- **Figure content listings**:
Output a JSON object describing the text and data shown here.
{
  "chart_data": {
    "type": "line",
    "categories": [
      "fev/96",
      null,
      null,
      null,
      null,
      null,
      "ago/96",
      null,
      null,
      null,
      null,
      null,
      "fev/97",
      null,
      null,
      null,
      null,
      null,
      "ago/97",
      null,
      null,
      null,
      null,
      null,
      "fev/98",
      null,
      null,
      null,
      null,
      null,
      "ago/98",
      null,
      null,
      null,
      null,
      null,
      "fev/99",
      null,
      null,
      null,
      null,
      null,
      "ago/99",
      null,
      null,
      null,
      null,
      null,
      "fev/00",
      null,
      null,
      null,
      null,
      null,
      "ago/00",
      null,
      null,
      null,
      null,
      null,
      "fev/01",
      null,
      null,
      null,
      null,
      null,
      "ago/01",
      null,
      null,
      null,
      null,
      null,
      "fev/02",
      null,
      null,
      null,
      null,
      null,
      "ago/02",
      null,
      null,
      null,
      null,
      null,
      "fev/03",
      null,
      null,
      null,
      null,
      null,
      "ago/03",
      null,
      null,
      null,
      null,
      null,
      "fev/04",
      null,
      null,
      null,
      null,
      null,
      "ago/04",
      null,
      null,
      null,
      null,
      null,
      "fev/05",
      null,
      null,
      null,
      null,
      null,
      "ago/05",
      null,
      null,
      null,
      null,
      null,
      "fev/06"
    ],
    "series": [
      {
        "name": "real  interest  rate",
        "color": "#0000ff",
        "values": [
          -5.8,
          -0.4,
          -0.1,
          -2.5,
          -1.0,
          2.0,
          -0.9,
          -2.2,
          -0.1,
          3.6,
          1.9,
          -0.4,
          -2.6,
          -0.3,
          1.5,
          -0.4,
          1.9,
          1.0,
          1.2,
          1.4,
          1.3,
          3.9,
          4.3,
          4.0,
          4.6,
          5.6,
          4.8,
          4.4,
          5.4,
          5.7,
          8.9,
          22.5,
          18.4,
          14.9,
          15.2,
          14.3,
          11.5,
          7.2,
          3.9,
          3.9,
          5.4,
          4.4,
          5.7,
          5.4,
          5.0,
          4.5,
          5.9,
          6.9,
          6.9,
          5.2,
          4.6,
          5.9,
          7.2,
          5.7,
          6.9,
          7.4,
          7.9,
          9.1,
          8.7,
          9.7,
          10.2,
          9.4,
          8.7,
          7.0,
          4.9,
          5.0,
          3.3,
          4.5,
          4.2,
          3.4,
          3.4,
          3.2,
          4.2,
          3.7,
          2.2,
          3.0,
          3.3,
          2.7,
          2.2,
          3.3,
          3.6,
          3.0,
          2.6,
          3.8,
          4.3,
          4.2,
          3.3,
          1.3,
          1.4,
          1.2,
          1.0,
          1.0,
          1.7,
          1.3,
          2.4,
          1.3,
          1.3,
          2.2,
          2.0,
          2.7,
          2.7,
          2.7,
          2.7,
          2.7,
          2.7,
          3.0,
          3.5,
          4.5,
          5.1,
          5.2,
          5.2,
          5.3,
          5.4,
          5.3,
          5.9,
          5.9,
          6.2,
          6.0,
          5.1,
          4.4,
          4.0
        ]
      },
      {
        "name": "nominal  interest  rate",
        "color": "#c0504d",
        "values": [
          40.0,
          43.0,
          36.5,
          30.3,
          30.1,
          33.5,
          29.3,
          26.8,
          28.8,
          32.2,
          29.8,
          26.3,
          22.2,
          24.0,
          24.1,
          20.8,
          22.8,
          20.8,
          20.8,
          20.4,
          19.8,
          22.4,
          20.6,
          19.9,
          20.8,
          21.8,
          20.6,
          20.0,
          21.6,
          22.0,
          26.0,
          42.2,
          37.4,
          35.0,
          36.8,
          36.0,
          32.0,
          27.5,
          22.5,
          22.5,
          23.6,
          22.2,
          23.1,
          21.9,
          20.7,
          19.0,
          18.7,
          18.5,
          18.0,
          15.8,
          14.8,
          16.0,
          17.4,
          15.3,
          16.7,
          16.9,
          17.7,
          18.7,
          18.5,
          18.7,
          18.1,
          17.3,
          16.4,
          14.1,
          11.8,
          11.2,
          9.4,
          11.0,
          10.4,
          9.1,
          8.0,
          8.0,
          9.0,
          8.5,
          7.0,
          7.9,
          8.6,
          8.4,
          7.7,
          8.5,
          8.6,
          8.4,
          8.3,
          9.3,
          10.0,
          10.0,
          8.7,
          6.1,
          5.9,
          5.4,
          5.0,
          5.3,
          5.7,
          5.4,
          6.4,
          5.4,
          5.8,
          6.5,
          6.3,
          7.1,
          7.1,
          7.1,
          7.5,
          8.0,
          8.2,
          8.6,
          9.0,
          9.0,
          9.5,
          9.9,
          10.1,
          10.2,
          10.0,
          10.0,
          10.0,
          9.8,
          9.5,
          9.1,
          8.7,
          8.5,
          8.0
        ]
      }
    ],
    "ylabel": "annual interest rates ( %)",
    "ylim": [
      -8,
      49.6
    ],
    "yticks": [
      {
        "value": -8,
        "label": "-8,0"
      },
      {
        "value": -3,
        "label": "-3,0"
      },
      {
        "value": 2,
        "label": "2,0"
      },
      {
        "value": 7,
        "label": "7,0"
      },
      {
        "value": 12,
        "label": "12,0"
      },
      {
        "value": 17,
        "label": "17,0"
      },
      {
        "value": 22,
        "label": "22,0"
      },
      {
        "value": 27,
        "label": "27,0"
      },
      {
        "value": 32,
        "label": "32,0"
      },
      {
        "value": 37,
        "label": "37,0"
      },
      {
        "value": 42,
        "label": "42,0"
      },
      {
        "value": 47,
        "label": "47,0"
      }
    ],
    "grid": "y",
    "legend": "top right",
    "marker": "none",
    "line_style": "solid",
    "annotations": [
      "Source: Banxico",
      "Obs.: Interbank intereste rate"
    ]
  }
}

- **Work to do**: Transcribe all of the material exactly. Omit nothing.

- **Exercise output**:
Output a JSON object describing the text and data shown here.
{
  "chart_data": {
    "type": "line",
    "categories": [
      "fev/96",
      null,
      null,
      null,
      null,
      null,
      "ago/96",
      null,
      null,
      null,
      null,
      null,
      "fev/97",
      null,
      null,
      null,
      null,
      null,
      "ago/97",
      null,
      null,
      null,
      null,
      null,
      "fev/98",
      null,
      null,
      null,
      null,
      null,
      "ago/98",
      null,
      null,
      null,
      null,
      null,
      "fev/99",
      null,
      null,
      null,
      null,
      null,
      "ago/99",
      null,
      null,
      null,
      null,
      null,
      "fev/00",
      null,
      null,
      null,
      null,
      null,
      "ago/00",
      null,
      null,
      null,
      null,
      null,
      "fev/01",
      null,
      null,
      null,
      null,
      null,
      "ago/01",
      null,
      null,
      null,
      null,
      null,
      "fev/02",
      null,
      null,
      null,
      null,
      null,
      "ago/02",
      null,
      null,
      null,
      null,
      null,
      "fev/03",
      null,
      null,
      null,
      null,
      null,
      "ago/03",
      null,
      null,
      null,
      null,
      null,
      "fev/04",
      null,
      null,
      null,
      null,
      null,
      "ago/04",
      null,
      null,
      null,
      null,
      null,
      "fev/05",
      null,
      null,
      null,
      null,
      null,
      "ago/05",
      null,
      null,
      null,
      null,
      null,
      "fev/06"
    ],
    "series": [
      {
        "name": "real  interest  rate",
        "color": "#0000ff",
        "values": [
          -5.8,
          -0.4,
          -0.1,
          -2.5,
          -1.0,
          2.0,
          -0.9,
          -2.2,
          -0.1,
          3.6,
          1.9,
          -0.4,
          -2.6,
          -0.3,
          1.5,
          -0.4,
          1.9,
          1.0,
          1.2,
          1.4,
          1.3,
          3.9,
          4.3,
          4.0,
          4.6,
          5.6,
          4.8,
          4.4,
          5.4,
          5.7,
          8.9,
          22.5,
          18.4,
          14.9,
          15.2,
          14.3,
          11.5,
          7.2,
          3.9,
          3.9,
          5.4,
          4.4,
          5.7,
          5.4,
          5.0,
          4.5,
          5.9,
          6.9,
          6.9,
          5.2,
          4.6,
          5.9,
          7.2,
          5.7,
          6.9,
          7.4,
          7.9,
          9.1,
          8.7,
          9.7,
          10.2,
          9.4,
          8.7,
          7.0,
          4.9,
          5.0,
          3.3,
          4.5,
          4.2,
          3.4,
          3.4,
          3.2,
          4.2,
          3.7,
          2.2,
          3.0,
          3.3,
          2.7,
          2.2,
          3.3,
          3.6,
          3.0,
          2.6,
          3.8,
          4.3,
          4.2,
          3.3,
          1.3,
          1.4,
          1.2,
          1.0,
          1.0,
          1.7,
          1.3,
          2.4,
          1.3,
          1.3,
          2.2,
          2.0,
          2.7,
          2.7,
          2.7,
          2.7,
          2.7,
          2.7,
          3.0,
          3.5,
          4.5,
          5.1,
          5.2,
          5.2,
          5.3,
          5.4,
          5.3,
          5.9,
          5.9,
          6.2,
          6.0,
          5.1,
          4.4,
          4.0
        ]
      },
      {
        "name": "nominal  interest  rate",
        "color": "#c0504d",
        "values": [
          40.0,
          43.0,
          36.5,
          30.3,
          30.1,
          33.5,
          29.3,
          26.8,
          28.8,
          32.2,
          29.8,
          26.3,
          22.2,
          24.0,
          24.1,
          20.8,
          22.8,
          20.8,
          20.8,
          20.4,
          19.8,
          22.4,
          20.6,
          19.9,
          20.8,
          21.8,
          20.6,
          20.0,
          21.6,
          22.0,
          26.0,
          42.2,
          37.4,
          35.0,
          36.8,
          36.0,
          32.0,
          27.5,
          22.5,
          22.5,
          23.6,
          22.2,
          23.1,
          21.9,
          20.7,
          19.0,
          18.7,
          18.5,
          18.0,
          15.8,
          14.8,
          16.0,
          17.4,
          15.3,
          16.7,
          16.9,
          17.7,
          18.7,
          18.5,
          18.7,
          18.1,
          17.3,
          16.4,
          14.1,
          11.8,
          11.2,
          9.4,
          11.0,
          10.4,
          9.1,
          8.0,
          8.0,
          9.0,
          8.5,
          7.0,
          7.9,
          8.6,
          8.4,
          7.7,
          8.5,
          8.6,
          8.4,
          8.3,
          9.3,
          10.0,
          10.0,
          8.7,
          6.1,
          5.9,
          5.4,
          5.0,
          5.3,
          5.7,
          5.4,
          6.4,
          5.4,
          5.8,
          6.5,
          6.3,
          7.1,
          7.1,
          7.1,
          7.5,
          8.0,
          8.2,
          8.6,
          9.0,
          9.0,
          9.5,
          9.9,
          10.1,
          10.2,
          10.0,
          10.0,
          10.0,
          9.8,
          9.5,
          9.1,
          8.7,
          8.5,
          8.0
        ]
      }
    ],
    "ylabel": "annual interest rates ( %)",
    "ylim": [
      -8,
      49.6
    ],
    "yticks": [
      {
        "value": -8,
        "label": "-8,0"
      },
      {
        "value": -3,
        "label": "-3,0"
      },
      {
        "value": 2,
        "label": "2,0"
      },
      {
        "value": 7,
        "label": "7,0"
      },
      {
        "value": 12,
        "label": "12,0"
      },
      {
        "value": 17,
        "label": "17,0"
      },
      {
        "value": 22,
        "label": "22,0"
      },
      {
        "value": 27,
        "label": "27,0"
      },
      {
        "value": 32,
        "label": "32,0"
      },
      {
        "value": 37,
        "label": "37,0"
      },
      {
        "value": 42,
        "label": "42,0"
      },
      {
        "value": 47,
        "label": "47,0"
      }
    ],
    "grid": "y",
    "legend": "top right",
    "marker": "none",
    "line_style": "solid",
    "annotations": [
      "Source: Banxico",
      "Obs.: Interbank intereste rate"
    ]
  }
}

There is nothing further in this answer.